Instructions for the task: Go through the records below line by line. Count the lines with "JSON" and give the count alone.

(Figure contents as structured data)
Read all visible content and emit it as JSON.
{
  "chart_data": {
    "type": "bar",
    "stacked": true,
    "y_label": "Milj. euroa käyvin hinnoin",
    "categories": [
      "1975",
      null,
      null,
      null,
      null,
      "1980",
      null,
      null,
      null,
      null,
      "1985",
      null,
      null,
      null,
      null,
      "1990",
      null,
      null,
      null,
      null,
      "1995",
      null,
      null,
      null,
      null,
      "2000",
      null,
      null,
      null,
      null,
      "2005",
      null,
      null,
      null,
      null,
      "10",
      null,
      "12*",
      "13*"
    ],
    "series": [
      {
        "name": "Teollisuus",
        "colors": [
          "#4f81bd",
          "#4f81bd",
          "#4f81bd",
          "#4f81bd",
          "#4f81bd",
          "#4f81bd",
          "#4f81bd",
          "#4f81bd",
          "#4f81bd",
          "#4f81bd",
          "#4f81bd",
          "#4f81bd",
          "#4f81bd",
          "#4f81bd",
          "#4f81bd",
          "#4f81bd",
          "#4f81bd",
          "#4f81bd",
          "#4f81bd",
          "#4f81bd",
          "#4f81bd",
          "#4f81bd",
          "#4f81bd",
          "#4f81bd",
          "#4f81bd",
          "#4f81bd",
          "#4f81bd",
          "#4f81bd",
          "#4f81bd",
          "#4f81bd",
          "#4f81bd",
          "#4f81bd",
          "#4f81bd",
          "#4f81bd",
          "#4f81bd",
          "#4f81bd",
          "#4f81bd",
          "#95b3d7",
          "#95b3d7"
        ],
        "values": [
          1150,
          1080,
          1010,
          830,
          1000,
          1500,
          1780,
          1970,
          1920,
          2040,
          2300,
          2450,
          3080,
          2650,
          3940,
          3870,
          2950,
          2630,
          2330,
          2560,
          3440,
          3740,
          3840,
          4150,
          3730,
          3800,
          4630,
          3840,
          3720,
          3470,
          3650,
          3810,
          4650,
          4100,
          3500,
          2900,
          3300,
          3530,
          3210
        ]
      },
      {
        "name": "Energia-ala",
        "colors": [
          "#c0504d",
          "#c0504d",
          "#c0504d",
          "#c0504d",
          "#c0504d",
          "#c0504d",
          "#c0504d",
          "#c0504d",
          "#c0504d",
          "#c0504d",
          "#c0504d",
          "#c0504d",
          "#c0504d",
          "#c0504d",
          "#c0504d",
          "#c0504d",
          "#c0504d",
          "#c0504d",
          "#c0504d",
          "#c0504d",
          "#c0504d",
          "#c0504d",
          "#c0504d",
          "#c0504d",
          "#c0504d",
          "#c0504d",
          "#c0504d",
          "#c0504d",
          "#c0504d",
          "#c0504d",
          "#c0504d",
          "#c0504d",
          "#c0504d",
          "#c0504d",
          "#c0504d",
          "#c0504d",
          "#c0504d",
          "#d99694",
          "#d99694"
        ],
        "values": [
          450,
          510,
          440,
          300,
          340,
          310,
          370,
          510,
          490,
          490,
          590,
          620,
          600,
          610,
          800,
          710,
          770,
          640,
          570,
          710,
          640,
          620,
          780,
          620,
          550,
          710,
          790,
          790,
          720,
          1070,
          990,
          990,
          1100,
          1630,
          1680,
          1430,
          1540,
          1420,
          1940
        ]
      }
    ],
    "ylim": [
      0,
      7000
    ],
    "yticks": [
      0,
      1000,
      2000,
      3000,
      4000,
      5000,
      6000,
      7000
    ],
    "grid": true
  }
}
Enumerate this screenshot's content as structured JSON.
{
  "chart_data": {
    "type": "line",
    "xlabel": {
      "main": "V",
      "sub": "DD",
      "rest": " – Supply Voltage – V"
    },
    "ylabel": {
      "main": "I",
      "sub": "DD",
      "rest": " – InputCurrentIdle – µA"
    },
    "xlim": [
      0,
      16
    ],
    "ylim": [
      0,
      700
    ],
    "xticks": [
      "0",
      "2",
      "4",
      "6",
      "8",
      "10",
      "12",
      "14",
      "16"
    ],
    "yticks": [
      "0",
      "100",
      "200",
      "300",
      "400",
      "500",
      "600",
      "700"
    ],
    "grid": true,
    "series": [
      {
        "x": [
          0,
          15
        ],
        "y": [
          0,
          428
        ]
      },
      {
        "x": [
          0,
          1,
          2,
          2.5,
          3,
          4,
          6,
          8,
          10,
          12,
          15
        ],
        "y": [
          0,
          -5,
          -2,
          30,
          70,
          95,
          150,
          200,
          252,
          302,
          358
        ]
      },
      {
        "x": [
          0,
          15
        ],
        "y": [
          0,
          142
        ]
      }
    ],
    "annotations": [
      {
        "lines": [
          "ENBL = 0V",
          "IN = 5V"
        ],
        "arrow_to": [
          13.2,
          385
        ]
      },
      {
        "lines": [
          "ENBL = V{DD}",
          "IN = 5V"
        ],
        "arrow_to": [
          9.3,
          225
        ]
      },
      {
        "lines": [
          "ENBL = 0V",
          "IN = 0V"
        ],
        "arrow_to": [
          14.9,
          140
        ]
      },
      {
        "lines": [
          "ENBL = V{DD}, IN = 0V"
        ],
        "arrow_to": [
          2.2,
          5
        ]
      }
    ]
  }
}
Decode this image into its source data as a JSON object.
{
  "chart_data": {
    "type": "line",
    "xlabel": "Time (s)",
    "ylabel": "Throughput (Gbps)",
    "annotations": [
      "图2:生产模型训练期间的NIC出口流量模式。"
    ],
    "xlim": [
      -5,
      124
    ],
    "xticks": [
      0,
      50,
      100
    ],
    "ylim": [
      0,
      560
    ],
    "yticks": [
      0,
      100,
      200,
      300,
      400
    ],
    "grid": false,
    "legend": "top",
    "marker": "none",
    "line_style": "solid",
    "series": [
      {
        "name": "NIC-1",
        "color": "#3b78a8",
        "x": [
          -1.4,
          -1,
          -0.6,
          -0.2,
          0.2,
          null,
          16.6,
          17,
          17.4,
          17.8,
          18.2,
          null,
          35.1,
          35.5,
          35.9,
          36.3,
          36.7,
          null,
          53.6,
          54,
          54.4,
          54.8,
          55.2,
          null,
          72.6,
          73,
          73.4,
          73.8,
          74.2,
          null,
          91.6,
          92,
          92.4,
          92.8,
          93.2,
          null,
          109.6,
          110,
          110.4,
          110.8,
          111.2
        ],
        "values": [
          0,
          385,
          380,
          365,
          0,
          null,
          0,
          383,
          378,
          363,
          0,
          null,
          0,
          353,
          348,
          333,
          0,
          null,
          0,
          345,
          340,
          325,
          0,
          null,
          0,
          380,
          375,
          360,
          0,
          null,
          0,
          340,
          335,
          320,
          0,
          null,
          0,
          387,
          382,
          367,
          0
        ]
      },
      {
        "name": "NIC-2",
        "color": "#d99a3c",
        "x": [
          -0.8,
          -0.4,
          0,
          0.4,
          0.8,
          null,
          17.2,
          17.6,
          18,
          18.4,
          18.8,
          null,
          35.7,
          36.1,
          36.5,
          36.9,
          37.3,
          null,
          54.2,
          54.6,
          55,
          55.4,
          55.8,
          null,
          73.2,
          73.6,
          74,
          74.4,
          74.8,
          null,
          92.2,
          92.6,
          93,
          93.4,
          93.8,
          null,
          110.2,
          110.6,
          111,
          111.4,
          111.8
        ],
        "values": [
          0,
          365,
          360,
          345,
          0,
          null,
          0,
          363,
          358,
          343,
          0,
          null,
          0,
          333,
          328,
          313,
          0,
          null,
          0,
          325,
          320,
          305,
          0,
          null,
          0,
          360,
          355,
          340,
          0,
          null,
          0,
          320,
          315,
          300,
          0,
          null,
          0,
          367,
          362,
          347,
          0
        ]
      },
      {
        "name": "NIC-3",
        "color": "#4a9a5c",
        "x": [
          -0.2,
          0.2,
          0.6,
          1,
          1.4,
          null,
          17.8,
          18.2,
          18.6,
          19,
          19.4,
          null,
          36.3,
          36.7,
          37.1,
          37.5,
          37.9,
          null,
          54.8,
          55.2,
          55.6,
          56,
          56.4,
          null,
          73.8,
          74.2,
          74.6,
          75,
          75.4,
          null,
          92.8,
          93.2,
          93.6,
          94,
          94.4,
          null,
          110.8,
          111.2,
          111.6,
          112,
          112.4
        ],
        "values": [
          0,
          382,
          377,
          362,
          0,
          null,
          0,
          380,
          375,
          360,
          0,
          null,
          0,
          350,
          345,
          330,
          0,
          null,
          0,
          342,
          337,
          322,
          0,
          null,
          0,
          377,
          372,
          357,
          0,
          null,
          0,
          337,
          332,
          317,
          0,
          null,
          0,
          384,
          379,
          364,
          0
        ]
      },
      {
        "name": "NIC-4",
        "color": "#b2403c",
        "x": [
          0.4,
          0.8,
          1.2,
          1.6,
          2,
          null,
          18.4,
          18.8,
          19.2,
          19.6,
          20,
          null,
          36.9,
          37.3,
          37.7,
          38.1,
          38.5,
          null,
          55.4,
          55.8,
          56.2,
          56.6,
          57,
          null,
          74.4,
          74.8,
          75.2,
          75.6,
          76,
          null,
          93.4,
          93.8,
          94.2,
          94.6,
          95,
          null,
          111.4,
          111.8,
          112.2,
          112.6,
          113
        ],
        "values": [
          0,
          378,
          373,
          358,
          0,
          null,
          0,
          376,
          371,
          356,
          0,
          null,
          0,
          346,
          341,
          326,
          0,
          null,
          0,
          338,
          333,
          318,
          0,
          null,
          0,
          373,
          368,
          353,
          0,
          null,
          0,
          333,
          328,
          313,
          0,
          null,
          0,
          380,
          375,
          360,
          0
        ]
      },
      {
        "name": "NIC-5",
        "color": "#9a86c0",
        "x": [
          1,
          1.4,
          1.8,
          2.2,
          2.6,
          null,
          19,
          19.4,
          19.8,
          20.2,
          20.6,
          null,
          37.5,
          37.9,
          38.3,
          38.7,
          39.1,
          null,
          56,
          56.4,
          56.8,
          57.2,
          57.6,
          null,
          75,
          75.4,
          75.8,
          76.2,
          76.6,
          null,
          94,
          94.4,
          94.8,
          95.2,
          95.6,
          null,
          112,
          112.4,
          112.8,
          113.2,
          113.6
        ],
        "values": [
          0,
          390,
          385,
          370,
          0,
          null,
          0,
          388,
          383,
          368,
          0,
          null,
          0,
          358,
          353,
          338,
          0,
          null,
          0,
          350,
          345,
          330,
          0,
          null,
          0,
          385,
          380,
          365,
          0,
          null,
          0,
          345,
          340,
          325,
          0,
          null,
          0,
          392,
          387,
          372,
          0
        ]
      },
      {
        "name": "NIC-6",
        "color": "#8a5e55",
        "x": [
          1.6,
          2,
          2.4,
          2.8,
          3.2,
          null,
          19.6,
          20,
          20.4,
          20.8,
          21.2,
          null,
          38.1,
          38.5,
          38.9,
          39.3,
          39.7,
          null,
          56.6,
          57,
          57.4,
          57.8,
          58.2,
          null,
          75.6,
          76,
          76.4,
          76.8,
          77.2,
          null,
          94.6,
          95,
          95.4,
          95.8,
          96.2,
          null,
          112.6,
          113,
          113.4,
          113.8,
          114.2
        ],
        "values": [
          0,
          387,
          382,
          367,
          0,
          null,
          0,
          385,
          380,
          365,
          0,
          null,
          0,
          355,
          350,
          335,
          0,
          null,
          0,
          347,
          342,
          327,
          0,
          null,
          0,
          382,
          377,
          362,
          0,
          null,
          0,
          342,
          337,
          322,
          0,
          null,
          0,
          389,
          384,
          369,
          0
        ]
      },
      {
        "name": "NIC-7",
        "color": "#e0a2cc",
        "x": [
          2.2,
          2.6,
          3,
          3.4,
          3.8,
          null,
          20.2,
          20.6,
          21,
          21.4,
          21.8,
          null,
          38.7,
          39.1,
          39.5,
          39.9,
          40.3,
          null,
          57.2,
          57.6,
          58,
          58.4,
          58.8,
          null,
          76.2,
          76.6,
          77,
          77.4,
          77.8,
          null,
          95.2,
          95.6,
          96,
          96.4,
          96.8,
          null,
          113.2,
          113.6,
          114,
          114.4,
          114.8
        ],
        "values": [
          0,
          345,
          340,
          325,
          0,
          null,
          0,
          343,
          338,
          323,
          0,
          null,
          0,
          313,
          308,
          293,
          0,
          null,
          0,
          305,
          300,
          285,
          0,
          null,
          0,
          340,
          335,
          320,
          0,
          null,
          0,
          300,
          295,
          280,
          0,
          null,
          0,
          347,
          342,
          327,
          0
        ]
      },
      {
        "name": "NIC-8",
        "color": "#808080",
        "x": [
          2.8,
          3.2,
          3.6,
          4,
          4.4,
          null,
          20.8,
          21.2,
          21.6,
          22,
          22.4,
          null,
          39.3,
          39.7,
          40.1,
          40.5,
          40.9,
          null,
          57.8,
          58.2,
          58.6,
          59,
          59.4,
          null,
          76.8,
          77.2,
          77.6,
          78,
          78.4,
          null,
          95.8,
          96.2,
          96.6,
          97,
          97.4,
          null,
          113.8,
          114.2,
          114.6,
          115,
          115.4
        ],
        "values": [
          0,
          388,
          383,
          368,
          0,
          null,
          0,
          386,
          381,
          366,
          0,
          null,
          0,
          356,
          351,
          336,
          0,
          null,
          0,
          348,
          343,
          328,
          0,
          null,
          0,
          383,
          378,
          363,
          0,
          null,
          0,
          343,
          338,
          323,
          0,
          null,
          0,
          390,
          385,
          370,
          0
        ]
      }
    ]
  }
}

Final result: 3